- Supplied entries:
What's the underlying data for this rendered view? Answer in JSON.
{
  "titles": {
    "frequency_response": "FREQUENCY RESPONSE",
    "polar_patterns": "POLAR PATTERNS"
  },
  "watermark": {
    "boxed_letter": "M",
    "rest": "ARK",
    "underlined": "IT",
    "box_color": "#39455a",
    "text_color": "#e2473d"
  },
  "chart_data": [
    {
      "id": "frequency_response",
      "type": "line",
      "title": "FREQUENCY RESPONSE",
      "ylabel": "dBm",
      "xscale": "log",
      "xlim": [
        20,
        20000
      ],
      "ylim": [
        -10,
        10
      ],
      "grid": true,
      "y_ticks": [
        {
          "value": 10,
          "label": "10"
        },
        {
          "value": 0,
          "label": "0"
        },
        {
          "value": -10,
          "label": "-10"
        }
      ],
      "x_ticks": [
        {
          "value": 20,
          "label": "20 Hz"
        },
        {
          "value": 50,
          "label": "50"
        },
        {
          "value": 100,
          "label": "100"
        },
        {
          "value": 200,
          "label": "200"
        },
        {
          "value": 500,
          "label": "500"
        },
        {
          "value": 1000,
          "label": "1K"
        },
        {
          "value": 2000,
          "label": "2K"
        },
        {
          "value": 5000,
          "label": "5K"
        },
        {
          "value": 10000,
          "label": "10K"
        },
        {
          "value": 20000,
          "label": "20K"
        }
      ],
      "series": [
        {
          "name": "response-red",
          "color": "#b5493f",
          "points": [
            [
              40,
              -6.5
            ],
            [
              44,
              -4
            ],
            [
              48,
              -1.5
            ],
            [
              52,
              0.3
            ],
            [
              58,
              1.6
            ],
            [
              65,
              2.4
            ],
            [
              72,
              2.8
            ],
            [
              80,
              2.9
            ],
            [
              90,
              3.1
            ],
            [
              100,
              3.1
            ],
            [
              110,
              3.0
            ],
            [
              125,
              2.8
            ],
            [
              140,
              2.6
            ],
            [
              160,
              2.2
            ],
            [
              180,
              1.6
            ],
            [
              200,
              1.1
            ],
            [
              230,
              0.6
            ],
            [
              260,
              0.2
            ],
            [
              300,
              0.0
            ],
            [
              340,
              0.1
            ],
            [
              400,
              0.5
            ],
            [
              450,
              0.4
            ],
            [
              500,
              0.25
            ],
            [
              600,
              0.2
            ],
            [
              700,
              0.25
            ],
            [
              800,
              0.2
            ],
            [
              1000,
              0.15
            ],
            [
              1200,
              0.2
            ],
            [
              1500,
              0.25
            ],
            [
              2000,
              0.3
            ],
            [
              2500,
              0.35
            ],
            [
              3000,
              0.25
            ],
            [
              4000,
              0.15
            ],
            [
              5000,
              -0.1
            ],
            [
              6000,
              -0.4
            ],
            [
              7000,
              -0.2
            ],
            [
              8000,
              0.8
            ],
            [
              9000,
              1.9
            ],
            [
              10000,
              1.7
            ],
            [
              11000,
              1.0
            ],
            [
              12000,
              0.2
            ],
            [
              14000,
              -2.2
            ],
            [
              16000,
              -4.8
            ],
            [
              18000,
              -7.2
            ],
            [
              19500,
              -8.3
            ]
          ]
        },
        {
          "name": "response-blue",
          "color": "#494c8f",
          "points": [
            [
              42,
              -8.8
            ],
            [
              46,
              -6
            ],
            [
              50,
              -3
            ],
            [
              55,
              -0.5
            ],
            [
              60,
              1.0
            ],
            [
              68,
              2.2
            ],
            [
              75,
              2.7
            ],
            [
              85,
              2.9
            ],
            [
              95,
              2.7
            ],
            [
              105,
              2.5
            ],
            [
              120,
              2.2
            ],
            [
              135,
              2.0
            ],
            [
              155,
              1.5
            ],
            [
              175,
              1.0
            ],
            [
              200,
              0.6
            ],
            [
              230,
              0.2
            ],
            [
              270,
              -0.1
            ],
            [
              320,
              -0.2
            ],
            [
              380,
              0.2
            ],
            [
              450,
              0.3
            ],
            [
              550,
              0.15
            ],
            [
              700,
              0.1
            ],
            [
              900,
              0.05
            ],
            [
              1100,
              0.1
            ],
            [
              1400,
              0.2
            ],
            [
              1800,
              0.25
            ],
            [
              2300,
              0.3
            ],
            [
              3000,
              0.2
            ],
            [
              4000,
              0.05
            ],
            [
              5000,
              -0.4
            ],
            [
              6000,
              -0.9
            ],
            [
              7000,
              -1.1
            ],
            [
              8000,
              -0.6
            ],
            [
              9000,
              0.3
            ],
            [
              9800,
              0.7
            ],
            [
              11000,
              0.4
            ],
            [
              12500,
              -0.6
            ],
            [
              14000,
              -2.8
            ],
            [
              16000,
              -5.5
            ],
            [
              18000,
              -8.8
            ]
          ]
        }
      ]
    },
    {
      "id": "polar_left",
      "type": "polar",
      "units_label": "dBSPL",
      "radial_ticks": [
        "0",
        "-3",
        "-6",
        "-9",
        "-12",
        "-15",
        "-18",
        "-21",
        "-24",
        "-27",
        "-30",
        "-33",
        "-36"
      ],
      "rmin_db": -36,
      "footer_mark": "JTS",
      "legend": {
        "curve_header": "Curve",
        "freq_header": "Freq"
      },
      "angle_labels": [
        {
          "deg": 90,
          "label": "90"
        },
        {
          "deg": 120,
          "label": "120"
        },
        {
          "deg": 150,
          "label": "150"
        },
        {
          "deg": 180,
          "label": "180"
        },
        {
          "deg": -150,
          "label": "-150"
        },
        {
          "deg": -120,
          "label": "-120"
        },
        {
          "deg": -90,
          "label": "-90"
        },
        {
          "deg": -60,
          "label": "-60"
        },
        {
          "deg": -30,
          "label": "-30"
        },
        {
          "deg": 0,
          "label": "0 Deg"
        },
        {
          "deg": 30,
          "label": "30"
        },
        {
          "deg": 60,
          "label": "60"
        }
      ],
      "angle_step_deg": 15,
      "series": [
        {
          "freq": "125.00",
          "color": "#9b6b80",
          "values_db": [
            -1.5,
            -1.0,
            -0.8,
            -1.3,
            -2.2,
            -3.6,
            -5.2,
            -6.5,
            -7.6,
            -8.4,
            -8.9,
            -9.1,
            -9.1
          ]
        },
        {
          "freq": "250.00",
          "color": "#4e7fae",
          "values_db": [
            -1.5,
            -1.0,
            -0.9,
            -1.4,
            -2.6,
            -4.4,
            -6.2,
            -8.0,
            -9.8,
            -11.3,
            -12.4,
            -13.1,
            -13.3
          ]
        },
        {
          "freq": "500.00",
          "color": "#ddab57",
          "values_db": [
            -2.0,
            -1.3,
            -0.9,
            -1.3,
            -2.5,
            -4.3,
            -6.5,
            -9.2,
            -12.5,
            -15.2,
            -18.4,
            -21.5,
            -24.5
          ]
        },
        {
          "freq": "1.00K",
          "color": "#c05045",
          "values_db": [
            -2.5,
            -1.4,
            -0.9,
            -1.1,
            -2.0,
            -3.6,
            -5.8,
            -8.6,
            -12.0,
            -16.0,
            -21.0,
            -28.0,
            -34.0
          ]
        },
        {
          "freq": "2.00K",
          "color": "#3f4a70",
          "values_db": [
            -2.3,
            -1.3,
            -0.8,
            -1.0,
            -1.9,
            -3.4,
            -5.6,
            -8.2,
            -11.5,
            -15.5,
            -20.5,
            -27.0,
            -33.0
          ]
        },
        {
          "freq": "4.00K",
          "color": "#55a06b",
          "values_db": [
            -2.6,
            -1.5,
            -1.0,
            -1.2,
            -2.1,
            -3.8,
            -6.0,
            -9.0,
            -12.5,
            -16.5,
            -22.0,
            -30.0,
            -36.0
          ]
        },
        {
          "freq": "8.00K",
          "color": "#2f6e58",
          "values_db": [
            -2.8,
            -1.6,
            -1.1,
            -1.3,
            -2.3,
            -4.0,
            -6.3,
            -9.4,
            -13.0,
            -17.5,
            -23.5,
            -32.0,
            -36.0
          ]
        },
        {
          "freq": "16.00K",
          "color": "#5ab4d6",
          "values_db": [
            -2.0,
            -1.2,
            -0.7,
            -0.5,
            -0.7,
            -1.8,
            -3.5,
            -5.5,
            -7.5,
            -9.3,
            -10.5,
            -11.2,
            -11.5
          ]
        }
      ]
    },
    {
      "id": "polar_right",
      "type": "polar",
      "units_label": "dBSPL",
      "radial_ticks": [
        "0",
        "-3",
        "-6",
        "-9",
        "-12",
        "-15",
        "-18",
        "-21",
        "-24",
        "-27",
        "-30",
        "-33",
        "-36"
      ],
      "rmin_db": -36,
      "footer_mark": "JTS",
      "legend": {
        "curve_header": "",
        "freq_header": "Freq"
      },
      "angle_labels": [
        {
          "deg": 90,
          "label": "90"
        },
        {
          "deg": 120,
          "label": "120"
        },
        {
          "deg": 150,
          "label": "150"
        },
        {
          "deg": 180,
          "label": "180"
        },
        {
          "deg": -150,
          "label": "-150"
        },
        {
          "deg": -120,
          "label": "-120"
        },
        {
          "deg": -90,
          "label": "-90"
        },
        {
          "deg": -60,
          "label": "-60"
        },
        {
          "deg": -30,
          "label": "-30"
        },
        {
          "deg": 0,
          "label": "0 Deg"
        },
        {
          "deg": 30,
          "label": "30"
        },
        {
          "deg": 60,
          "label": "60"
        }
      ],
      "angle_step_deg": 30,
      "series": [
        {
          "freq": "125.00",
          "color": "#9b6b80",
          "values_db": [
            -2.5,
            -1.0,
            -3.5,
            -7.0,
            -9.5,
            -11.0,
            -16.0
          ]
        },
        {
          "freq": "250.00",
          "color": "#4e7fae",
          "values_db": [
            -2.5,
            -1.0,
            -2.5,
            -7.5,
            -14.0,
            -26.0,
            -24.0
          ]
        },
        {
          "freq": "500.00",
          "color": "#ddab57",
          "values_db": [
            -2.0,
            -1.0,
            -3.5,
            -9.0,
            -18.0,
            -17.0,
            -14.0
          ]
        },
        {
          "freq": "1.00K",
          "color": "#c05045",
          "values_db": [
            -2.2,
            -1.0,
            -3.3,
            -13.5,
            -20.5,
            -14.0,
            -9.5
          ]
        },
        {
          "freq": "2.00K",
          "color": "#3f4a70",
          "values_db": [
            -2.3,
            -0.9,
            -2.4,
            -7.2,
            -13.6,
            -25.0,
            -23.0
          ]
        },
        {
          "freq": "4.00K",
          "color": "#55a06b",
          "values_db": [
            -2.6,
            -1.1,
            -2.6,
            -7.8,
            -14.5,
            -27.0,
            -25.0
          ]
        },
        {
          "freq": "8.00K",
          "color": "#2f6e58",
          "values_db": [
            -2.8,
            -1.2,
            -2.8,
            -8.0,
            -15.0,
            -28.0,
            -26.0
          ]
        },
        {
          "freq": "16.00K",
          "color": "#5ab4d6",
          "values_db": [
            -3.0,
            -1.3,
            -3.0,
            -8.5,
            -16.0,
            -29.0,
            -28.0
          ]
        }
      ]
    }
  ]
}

- Stated exercise:
Check each line of the data above for the word "name" and say how many lines have it. Give the number alone.

- Solution:
2